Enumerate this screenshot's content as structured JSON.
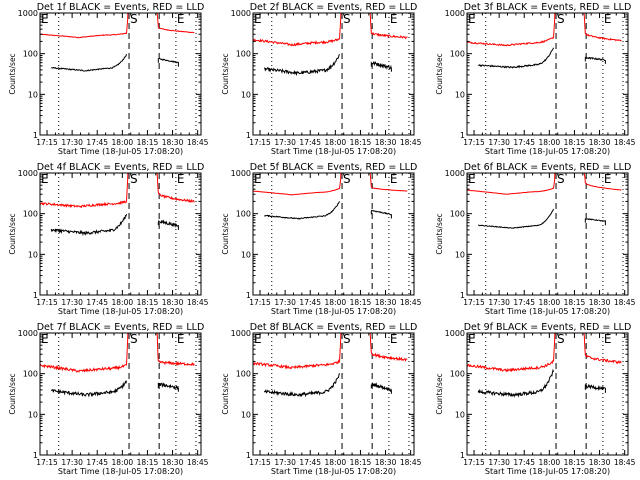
{
  "figure": {
    "layout": "3x3 grid of detector light curves",
    "common": {
      "ylabel": "Counts/sec",
      "xlabel": "Start Time (18-Jul-05 17:08:20)",
      "y_scale": "log",
      "ylim": [
        1,
        1000
      ],
      "y_tick_labels": [
        "1",
        "10",
        "100",
        "1000"
      ],
      "x_tick_labels": [
        "17:15",
        "17:30",
        "17:45",
        "18:00",
        "18:15",
        "18:30",
        "18:45"
      ],
      "x_tick_minutes": [
        15,
        30,
        45,
        60,
        75,
        90,
        105
      ],
      "xlim_minutes": [
        10.8,
        107.0
      ],
      "markers": [
        {
          "label": "E",
          "minute": 22,
          "style": "dotted"
        },
        {
          "label": "S",
          "minute": 64,
          "style": "dashed"
        },
        {
          "label": "",
          "minute": 82,
          "style": "dashed"
        },
        {
          "label": "E",
          "minute": 92,
          "style": "dotted"
        },
        {
          "label": "",
          "minute": 104,
          "style": "dotted"
        }
      ],
      "colors": {
        "events": "#000000",
        "lld": "#ff0000",
        "axes": "#000000",
        "background": "#ffffff"
      }
    }
  },
  "chart_data": [
    {
      "type": "line",
      "title": "Det 1f BLACK = Events, RED = LLD",
      "xlabel": "Start Time (18-Jul-05 17:08:20)",
      "ylabel": "Counts/sec",
      "series": [
        {
          "name": "LLD",
          "color": "#ff0000",
          "pre": {
            "start": 300,
            "min": 250,
            "end": 320
          },
          "post": {
            "start": 450,
            "end": 330
          },
          "noise": 0.02
        },
        {
          "name": "Events",
          "color": "#000000",
          "pre": {
            "start": 45,
            "min": 38,
            "end": 95
          },
          "post": {
            "start": 75,
            "end": 60
          },
          "noise": 0.03
        }
      ]
    },
    {
      "type": "line",
      "title": "Det 2f BLACK = Events, RED = LLD",
      "xlabel": "Start Time (18-Jul-05 17:08:20)",
      "ylabel": "Counts/sec",
      "series": [
        {
          "name": "LLD",
          "color": "#ff0000",
          "pre": {
            "start": 220,
            "min": 165,
            "end": 230
          },
          "post": {
            "start": 330,
            "end": 250
          },
          "noise": 0.06
        },
        {
          "name": "Events",
          "color": "#000000",
          "pre": {
            "start": 42,
            "min": 33,
            "end": 95
          },
          "post": {
            "start": 60,
            "end": 45
          },
          "noise": 0.09
        }
      ]
    },
    {
      "type": "line",
      "title": "Det 3f BLACK = Events, RED = LLD",
      "xlabel": "Start Time (18-Jul-05 17:08:20)",
      "ylabel": "Counts/sec",
      "series": [
        {
          "name": "LLD",
          "color": "#ff0000",
          "pre": {
            "start": 190,
            "min": 160,
            "end": 250
          },
          "post": {
            "start": 320,
            "end": 210
          },
          "noise": 0.04
        },
        {
          "name": "Events",
          "color": "#000000",
          "pre": {
            "start": 52,
            "min": 46,
            "end": 140
          },
          "post": {
            "start": 80,
            "end": 70
          },
          "noise": 0.04
        }
      ]
    },
    {
      "type": "line",
      "title": "Det 4f BLACK = Events, RED = LLD",
      "xlabel": "Start Time (18-Jul-05 17:08:20)",
      "ylabel": "Counts/sec",
      "series": [
        {
          "name": "LLD",
          "color": "#ff0000",
          "pre": {
            "start": 180,
            "min": 150,
            "end": 200
          },
          "post": {
            "start": 320,
            "end": 200
          },
          "noise": 0.06
        },
        {
          "name": "Events",
          "color": "#000000",
          "pre": {
            "start": 40,
            "min": 33,
            "end": 95
          },
          "post": {
            "start": 65,
            "end": 50
          },
          "noise": 0.08
        }
      ]
    },
    {
      "type": "line",
      "title": "Det 5f BLACK = Events, RED = LLD",
      "xlabel": "Start Time (18-Jul-05 17:08:20)",
      "ylabel": "Counts/sec",
      "series": [
        {
          "name": "LLD",
          "color": "#ff0000",
          "pre": {
            "start": 360,
            "min": 290,
            "end": 420
          },
          "post": {
            "start": 450,
            "end": 360
          },
          "noise": 0.01
        },
        {
          "name": "Events",
          "color": "#000000",
          "pre": {
            "start": 90,
            "min": 75,
            "end": 200
          },
          "post": {
            "start": 120,
            "end": 95
          },
          "noise": 0.03
        }
      ]
    },
    {
      "type": "line",
      "title": "Det 6f BLACK = Events, RED = LLD",
      "xlabel": "Start Time (18-Jul-05 17:08:20)",
      "ylabel": "Counts/sec",
      "series": [
        {
          "name": "LLD",
          "color": "#ff0000",
          "pre": {
            "start": 380,
            "min": 300,
            "end": 420
          },
          "post": {
            "start": 580,
            "end": 380
          },
          "noise": 0.01
        },
        {
          "name": "Events",
          "color": "#000000",
          "pre": {
            "start": 52,
            "min": 44,
            "end": 130
          },
          "post": {
            "start": 75,
            "end": 65
          },
          "noise": 0.02
        }
      ]
    },
    {
      "type": "line",
      "title": "Det 7f BLACK = Events, RED = LLD",
      "xlabel": "Start Time (18-Jul-05 17:08:20)",
      "ylabel": "Counts/sec",
      "series": [
        {
          "name": "LLD",
          "color": "#ff0000",
          "pre": {
            "start": 160,
            "min": 115,
            "end": 160
          },
          "post": {
            "start": 200,
            "end": 170
          },
          "noise": 0.07
        },
        {
          "name": "Events",
          "color": "#000000",
          "pre": {
            "start": 38,
            "min": 30,
            "end": 65
          },
          "post": {
            "start": 55,
            "end": 45
          },
          "noise": 0.09
        }
      ]
    },
    {
      "type": "line",
      "title": "Det 8f BLACK = Events, RED = LLD",
      "xlabel": "Start Time (18-Jul-05 17:08:20)",
      "ylabel": "Counts/sec",
      "series": [
        {
          "name": "LLD",
          "color": "#ff0000",
          "pre": {
            "start": 180,
            "min": 140,
            "end": 200
          },
          "post": {
            "start": 330,
            "end": 220
          },
          "noise": 0.07
        },
        {
          "name": "Events",
          "color": "#000000",
          "pre": {
            "start": 36,
            "min": 30,
            "end": 95
          },
          "post": {
            "start": 55,
            "end": 40
          },
          "noise": 0.09
        }
      ]
    },
    {
      "type": "line",
      "title": "Det 9f BLACK = Events, RED = LLD",
      "xlabel": "Start Time (18-Jul-05 17:08:20)",
      "ylabel": "Counts/sec",
      "series": [
        {
          "name": "LLD",
          "color": "#ff0000",
          "pre": {
            "start": 160,
            "min": 120,
            "end": 200
          },
          "post": {
            "start": 290,
            "end": 190
          },
          "noise": 0.07
        },
        {
          "name": "Events",
          "color": "#000000",
          "pre": {
            "start": 36,
            "min": 30,
            "end": 120
          },
          "post": {
            "start": 50,
            "end": 42
          },
          "noise": 0.09
        }
      ]
    }
  ]
}
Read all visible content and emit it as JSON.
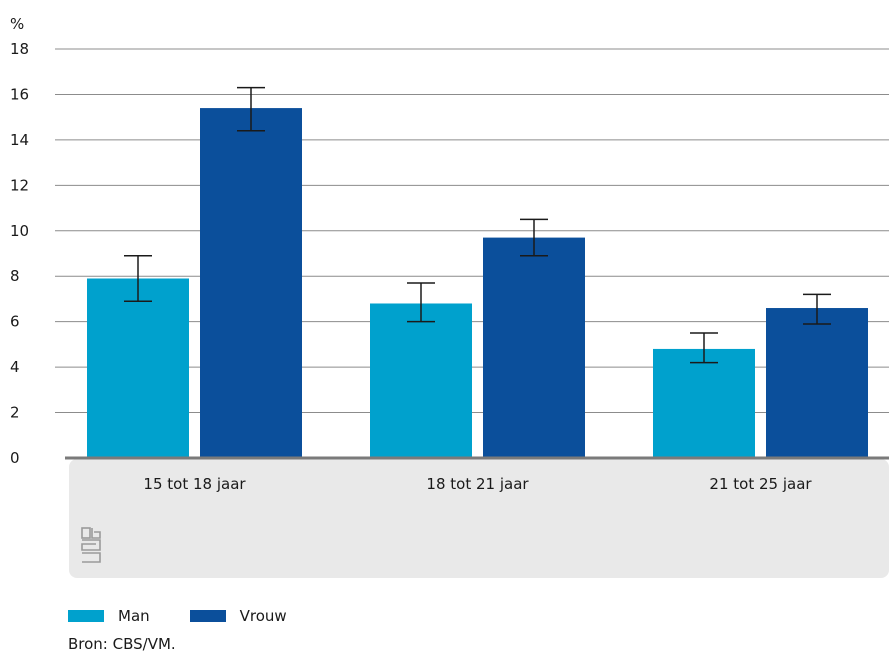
{
  "chart_data": {
    "type": "bar",
    "unit": "%",
    "categories": [
      "15 tot 18 jaar",
      "18 tot 21 jaar",
      "21 tot 25 jaar"
    ],
    "series": [
      {
        "name": "Man",
        "color": "#00a1cd",
        "values": [
          7.9,
          6.8,
          4.8
        ],
        "error_low": [
          6.9,
          6.0,
          4.2
        ],
        "error_high": [
          8.9,
          7.7,
          5.5
        ]
      },
      {
        "name": "Vrouw",
        "color": "#0b4f9b",
        "values": [
          15.4,
          9.7,
          6.6
        ],
        "error_low": [
          14.4,
          8.9,
          5.9
        ],
        "error_high": [
          16.3,
          10.5,
          7.2
        ]
      }
    ],
    "ylim": [
      0,
      18
    ],
    "yticks": [
      0,
      2,
      4,
      6,
      8,
      10,
      12,
      14,
      16,
      18
    ],
    "grid": true,
    "legend_position": "bottom-left"
  },
  "source": "Bron: CBS/VM.",
  "logo": "cbs-logo-icon"
}
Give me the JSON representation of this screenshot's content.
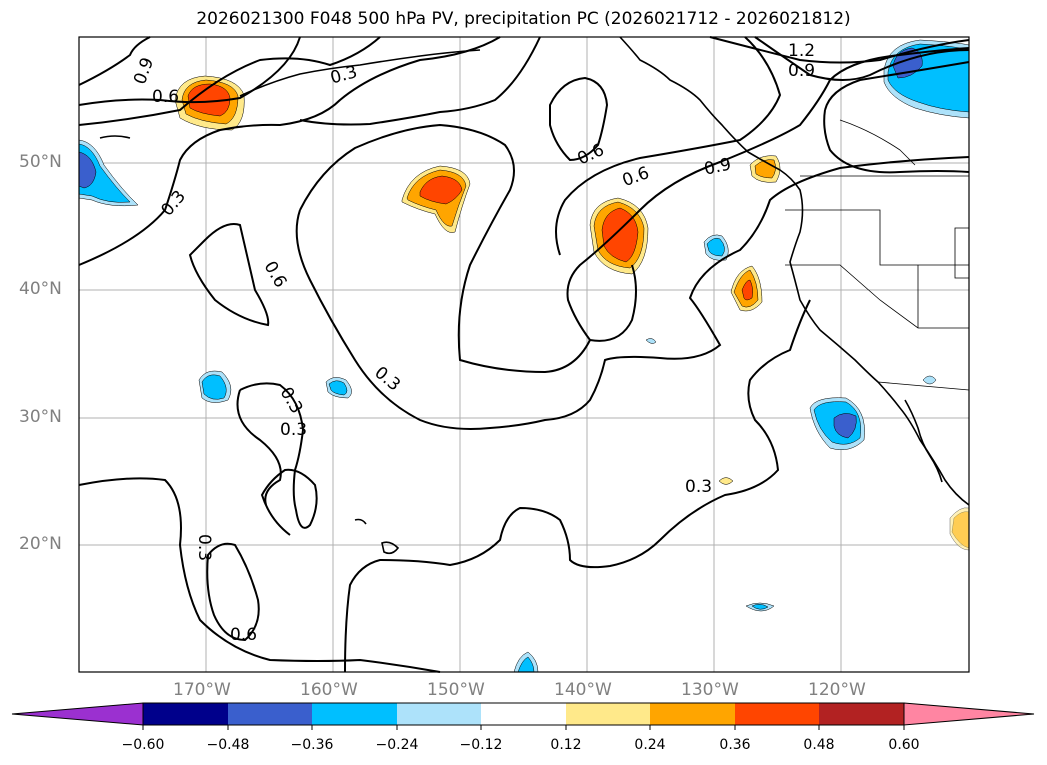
{
  "title": "2026021300 F048 500 hPa PV, precipitation PC (2026021712 - 2026021812)",
  "axes": {
    "lat_labels": [
      "50°N",
      "40°N",
      "30°N",
      "20°N"
    ],
    "lon_labels": [
      "170°W",
      "160°W",
      "150°W",
      "140°W",
      "130°W",
      "120°W"
    ]
  },
  "contour_labels": [
    "0.9",
    "0.6",
    "0.3",
    "0.3",
    "1.2",
    "0.9",
    "0.3",
    "0.6",
    "0.6",
    "0.9",
    "0.6",
    "0.3",
    "0.3",
    "0.3",
    "0.3",
    "0.6"
  ],
  "colorbar": {
    "ticks": [
      "−0.60",
      "−0.48",
      "−0.36",
      "−0.24",
      "−0.12",
      "0.12",
      "0.24",
      "0.36",
      "0.48",
      "0.60"
    ],
    "colors": [
      "#9b30d0",
      "#00008b",
      "#3a5fcd",
      "#00bfff",
      "#ade2fa",
      "#ffffff",
      "#ffe98a",
      "#ffa500",
      "#ff4500",
      "#b22222",
      "#ff85a2"
    ]
  },
  "anomaly_colors": {
    "pos1": "#ffe98a",
    "pos2": "#ffa500",
    "pos3": "#ff4500",
    "neg1": "#ade2fa",
    "neg2": "#00bfff",
    "neg3": "#3a5fcd"
  }
}
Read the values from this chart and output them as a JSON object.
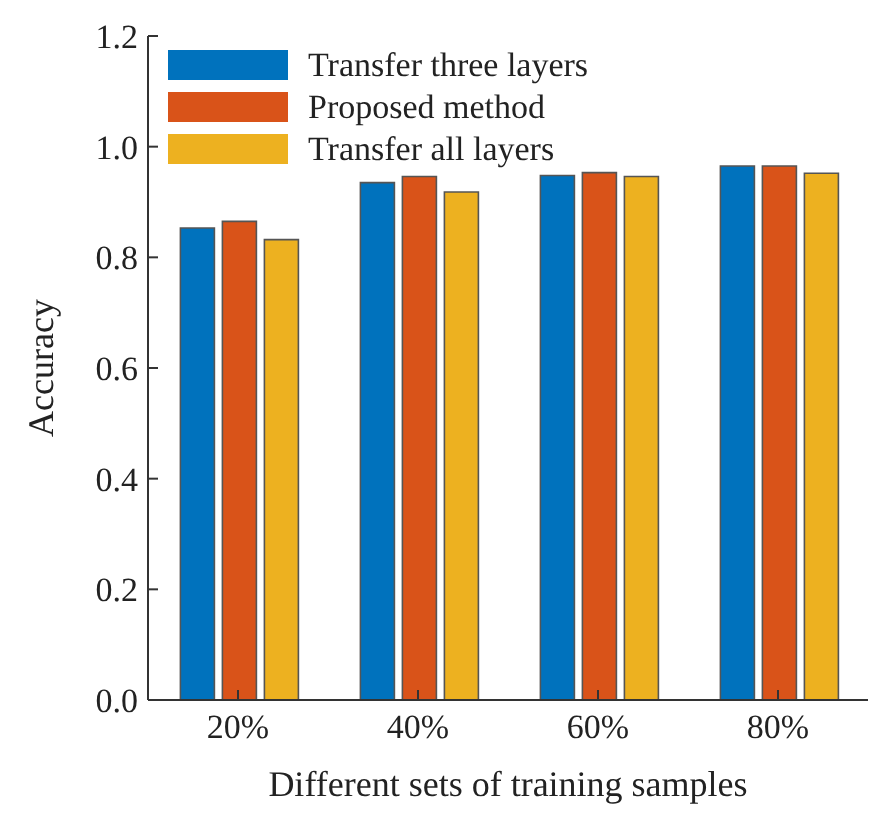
{
  "chart_data": {
    "type": "bar",
    "xlabel": "Different sets of training samples",
    "ylabel": "Accuracy",
    "categories": [
      "20%",
      "40%",
      "60%",
      "80%"
    ],
    "series": [
      {
        "name": "Transfer three layers",
        "color": "#0072bd",
        "values": [
          0.853,
          0.935,
          0.948,
          0.965
        ]
      },
      {
        "name": "Proposed method",
        "color": "#d95319",
        "values": [
          0.865,
          0.946,
          0.953,
          0.965
        ]
      },
      {
        "name": "Transfer all layers",
        "color": "#edb120",
        "values": [
          0.832,
          0.918,
          0.946,
          0.952
        ]
      }
    ],
    "ylim": [
      0,
      1.2
    ],
    "yticks": [
      {
        "value": 0,
        "label": "0.0"
      },
      0.2,
      0.4,
      0.6,
      0.8,
      {
        "value": 1,
        "label": "1.0"
      },
      1.2
    ],
    "grid": false,
    "legend": "top left"
  }
}
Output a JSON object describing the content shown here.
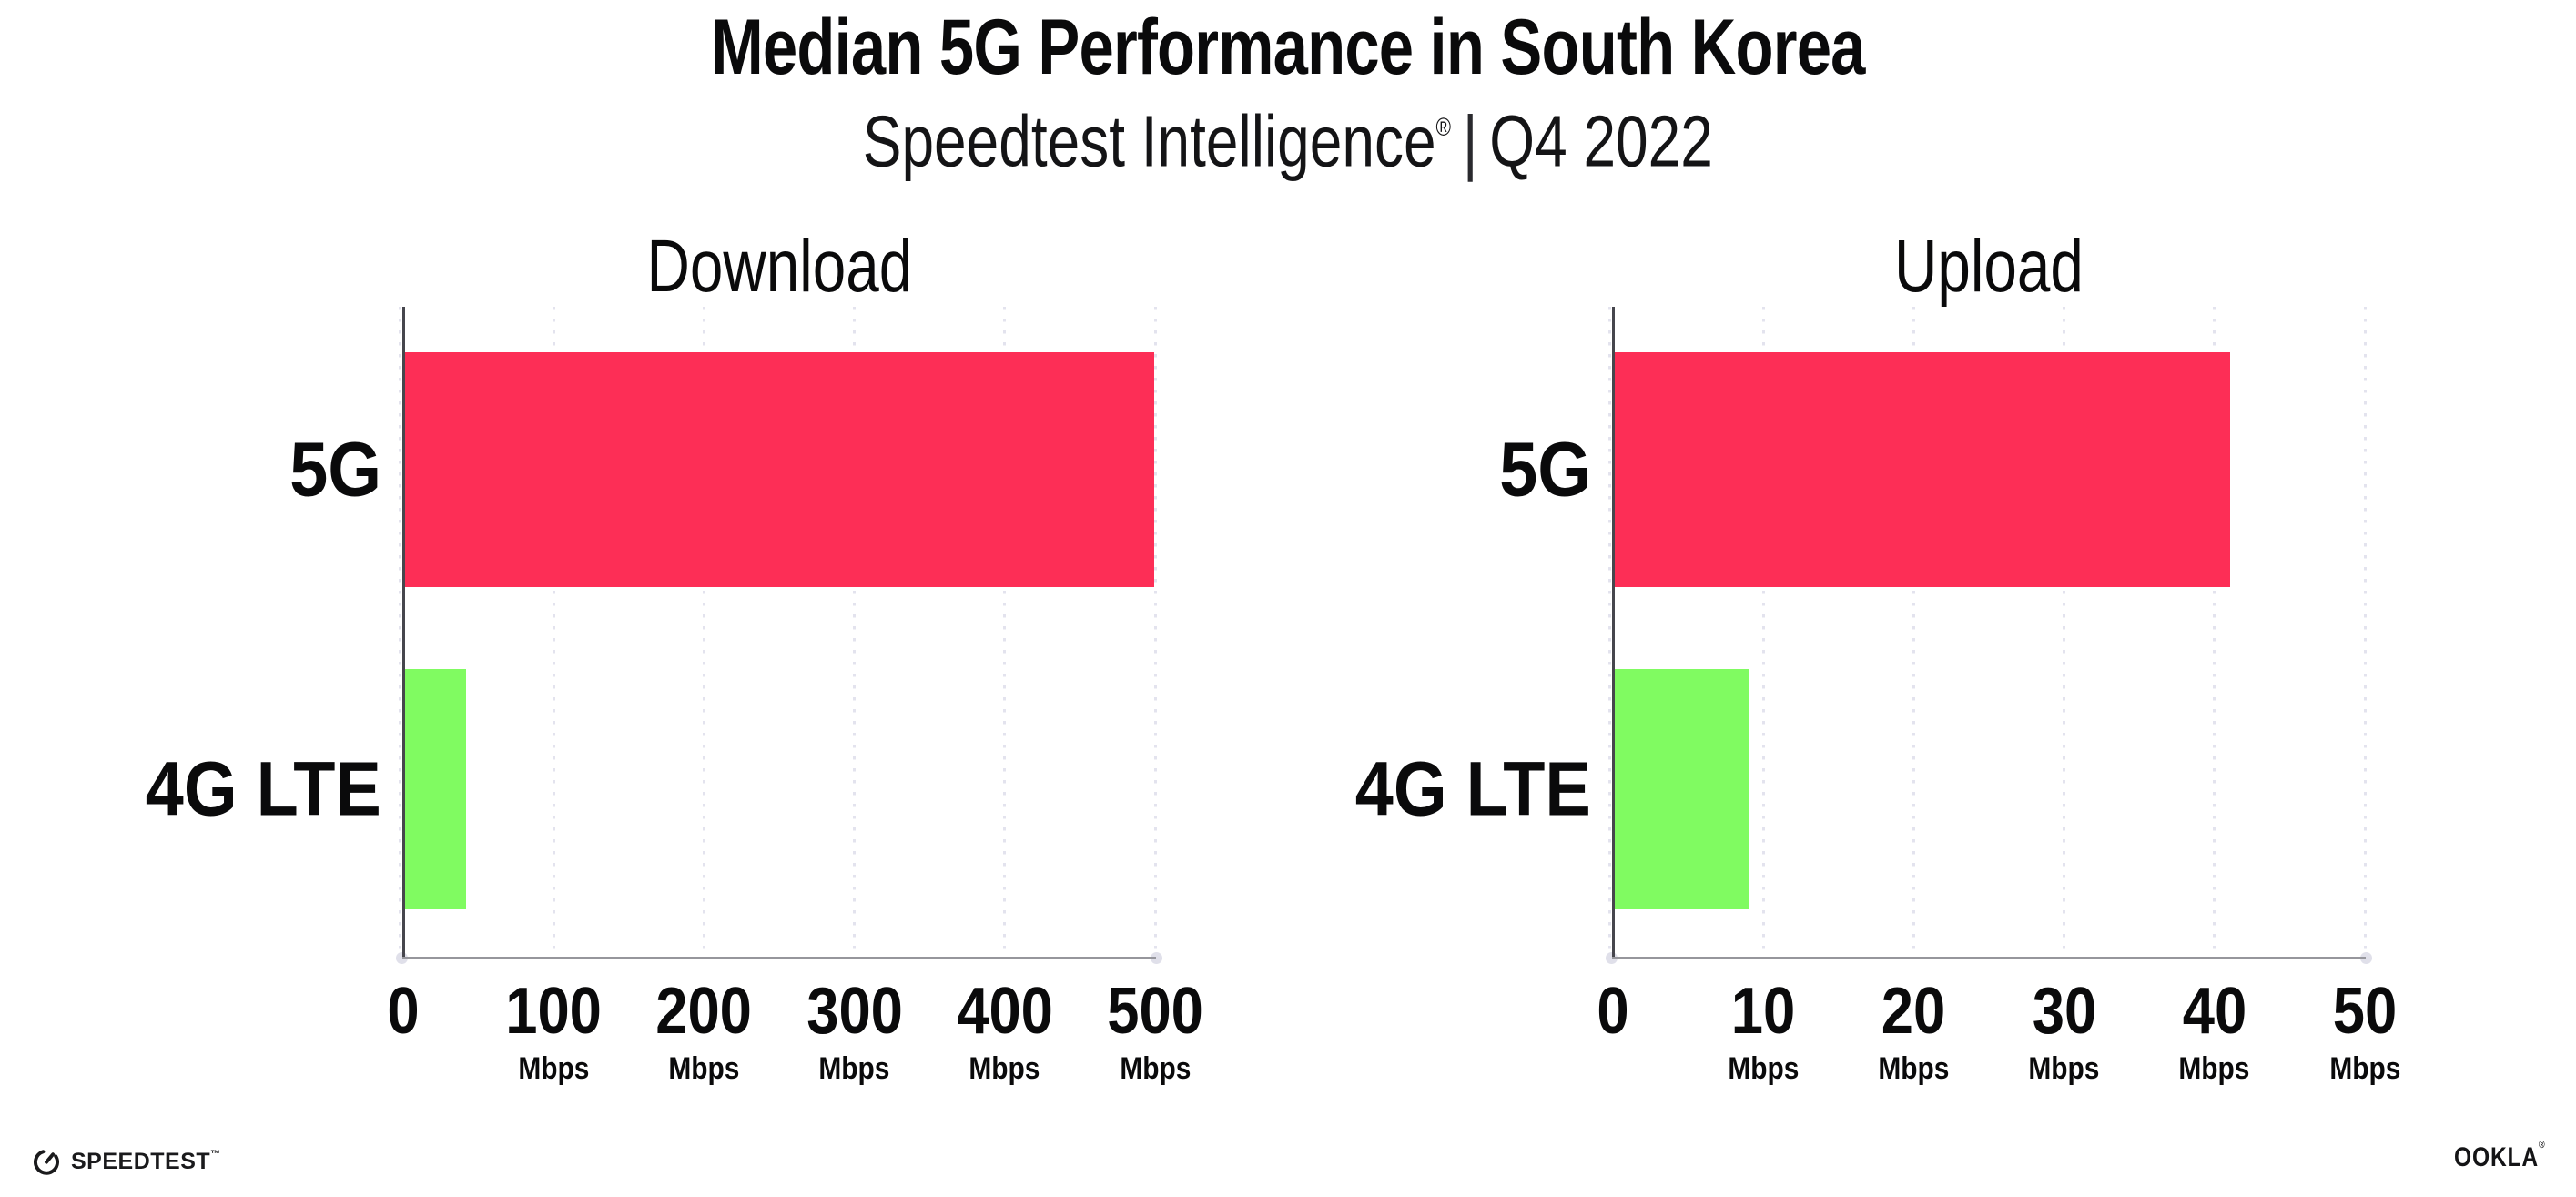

▶ [The request]
Scan the material above. Return every line containing the string "Transfer".

▶ [Reply to the task]
        "name": "Transfer three layers",
        "name": "Transfer all layers",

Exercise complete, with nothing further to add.